Extract all lines from the data beneath that include the word "обеспечения".

Saved data entries:
□ □ □ □ □ □ □
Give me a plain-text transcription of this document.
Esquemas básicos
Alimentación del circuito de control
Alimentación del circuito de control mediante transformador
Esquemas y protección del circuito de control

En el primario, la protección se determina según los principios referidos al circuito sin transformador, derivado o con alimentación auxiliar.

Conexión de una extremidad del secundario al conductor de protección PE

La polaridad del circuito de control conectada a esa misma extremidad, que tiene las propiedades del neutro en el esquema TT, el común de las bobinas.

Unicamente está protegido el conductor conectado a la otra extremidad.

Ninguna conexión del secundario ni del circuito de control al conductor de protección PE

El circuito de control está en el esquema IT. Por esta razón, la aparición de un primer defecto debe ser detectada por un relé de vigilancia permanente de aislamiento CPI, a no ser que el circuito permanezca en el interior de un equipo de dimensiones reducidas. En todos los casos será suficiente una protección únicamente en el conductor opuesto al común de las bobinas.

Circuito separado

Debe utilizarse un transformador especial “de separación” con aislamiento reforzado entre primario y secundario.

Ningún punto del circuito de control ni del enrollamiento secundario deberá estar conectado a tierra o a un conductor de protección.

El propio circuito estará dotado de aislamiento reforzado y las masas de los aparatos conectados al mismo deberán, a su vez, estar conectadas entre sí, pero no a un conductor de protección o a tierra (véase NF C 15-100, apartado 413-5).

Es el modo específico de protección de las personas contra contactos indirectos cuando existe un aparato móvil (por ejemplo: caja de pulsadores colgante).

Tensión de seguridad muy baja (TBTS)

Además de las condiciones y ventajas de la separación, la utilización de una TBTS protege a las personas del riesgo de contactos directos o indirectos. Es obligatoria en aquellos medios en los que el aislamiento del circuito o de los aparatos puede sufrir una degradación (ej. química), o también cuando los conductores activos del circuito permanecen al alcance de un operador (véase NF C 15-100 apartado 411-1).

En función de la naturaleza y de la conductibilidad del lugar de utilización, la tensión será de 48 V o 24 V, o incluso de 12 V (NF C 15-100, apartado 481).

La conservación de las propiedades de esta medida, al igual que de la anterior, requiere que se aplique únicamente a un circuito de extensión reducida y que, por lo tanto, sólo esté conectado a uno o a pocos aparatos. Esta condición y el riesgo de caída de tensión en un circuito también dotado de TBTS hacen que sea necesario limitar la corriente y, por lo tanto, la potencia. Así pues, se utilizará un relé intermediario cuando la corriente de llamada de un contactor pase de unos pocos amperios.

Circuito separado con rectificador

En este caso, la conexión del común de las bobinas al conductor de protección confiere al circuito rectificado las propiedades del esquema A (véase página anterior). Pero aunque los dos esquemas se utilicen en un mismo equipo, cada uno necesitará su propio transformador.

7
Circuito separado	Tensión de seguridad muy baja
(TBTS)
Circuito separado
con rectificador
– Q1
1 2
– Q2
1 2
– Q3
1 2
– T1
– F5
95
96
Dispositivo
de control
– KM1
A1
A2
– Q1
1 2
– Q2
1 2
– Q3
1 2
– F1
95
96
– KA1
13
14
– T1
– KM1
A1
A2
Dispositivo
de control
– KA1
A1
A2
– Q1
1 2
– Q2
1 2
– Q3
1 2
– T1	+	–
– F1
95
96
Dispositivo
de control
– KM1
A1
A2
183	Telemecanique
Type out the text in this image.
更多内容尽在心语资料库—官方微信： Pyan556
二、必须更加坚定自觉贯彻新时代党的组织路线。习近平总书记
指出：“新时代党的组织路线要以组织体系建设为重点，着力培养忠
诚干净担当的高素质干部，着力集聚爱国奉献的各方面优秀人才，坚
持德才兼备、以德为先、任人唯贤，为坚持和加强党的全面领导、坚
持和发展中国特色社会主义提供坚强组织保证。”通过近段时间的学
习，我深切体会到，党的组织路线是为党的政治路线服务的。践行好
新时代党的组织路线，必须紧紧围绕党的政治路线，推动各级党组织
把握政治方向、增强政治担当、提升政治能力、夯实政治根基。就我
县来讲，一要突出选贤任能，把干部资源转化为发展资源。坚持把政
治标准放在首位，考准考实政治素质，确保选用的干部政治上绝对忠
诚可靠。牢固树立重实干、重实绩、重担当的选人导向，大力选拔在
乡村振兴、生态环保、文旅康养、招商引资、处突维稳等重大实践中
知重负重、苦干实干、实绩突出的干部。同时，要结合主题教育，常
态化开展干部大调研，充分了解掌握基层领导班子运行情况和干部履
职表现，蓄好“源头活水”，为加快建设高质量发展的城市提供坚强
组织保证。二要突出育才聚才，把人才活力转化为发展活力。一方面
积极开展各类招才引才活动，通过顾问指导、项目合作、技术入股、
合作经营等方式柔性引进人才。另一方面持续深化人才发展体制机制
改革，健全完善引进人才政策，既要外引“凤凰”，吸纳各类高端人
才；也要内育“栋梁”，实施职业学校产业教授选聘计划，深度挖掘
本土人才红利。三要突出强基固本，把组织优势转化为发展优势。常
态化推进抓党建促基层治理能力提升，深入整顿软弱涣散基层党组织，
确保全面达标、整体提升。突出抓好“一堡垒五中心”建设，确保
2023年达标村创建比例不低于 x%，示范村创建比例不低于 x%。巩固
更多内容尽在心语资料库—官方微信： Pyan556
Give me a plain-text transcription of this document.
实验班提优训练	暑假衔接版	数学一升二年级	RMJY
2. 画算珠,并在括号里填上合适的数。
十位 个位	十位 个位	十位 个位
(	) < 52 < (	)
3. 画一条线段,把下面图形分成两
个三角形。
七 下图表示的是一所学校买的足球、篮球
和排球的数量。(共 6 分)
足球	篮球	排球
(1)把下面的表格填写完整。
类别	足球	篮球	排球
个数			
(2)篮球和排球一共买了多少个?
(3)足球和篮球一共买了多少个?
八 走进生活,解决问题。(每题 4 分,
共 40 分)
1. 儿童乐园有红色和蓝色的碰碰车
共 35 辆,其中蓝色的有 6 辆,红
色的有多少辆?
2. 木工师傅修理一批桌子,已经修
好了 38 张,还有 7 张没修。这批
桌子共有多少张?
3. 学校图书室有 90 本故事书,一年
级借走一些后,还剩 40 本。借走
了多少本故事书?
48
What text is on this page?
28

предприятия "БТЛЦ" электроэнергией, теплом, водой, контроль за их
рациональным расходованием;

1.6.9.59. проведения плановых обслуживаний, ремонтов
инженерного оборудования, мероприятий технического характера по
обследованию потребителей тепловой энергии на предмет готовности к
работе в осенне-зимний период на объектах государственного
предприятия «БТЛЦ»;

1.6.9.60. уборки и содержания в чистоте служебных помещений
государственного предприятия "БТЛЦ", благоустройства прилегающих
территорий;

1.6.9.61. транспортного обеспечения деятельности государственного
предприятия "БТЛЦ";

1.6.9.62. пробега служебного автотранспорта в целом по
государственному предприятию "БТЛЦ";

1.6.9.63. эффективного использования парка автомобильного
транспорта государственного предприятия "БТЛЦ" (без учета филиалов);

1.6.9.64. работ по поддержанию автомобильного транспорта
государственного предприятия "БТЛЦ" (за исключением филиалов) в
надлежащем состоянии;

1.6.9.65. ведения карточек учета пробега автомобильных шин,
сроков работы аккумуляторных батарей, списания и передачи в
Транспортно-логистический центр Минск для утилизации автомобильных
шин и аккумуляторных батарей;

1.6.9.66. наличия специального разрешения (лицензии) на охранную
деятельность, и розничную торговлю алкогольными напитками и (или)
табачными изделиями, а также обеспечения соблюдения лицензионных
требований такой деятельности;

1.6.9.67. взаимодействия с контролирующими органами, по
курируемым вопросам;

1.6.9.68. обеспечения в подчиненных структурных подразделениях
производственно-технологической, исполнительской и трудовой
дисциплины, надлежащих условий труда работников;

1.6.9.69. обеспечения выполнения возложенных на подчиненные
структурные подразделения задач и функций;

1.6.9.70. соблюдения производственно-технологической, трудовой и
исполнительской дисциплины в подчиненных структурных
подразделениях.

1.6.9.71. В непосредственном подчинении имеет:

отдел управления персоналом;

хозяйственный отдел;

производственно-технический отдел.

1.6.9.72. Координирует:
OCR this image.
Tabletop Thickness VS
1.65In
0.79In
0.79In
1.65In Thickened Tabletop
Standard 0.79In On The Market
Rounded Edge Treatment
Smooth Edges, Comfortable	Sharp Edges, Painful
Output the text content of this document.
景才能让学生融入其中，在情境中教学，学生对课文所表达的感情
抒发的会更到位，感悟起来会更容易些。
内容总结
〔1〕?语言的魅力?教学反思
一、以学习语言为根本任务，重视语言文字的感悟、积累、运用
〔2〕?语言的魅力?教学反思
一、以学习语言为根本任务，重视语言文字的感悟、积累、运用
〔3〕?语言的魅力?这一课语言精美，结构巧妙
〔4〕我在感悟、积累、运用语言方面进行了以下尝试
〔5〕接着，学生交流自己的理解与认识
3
□ □ □ □ □ □ □
CORRECT ANSWER:
1.6.9.61. транспортного обеспечения деятельности государственного
табачными изделиями, а также обеспечения соблюдения лицензионных
1.6.9.68. обеспечения в подчиненных структурных подразделениях
1.6.9.69. обеспечения выполнения возложенных на подчиненные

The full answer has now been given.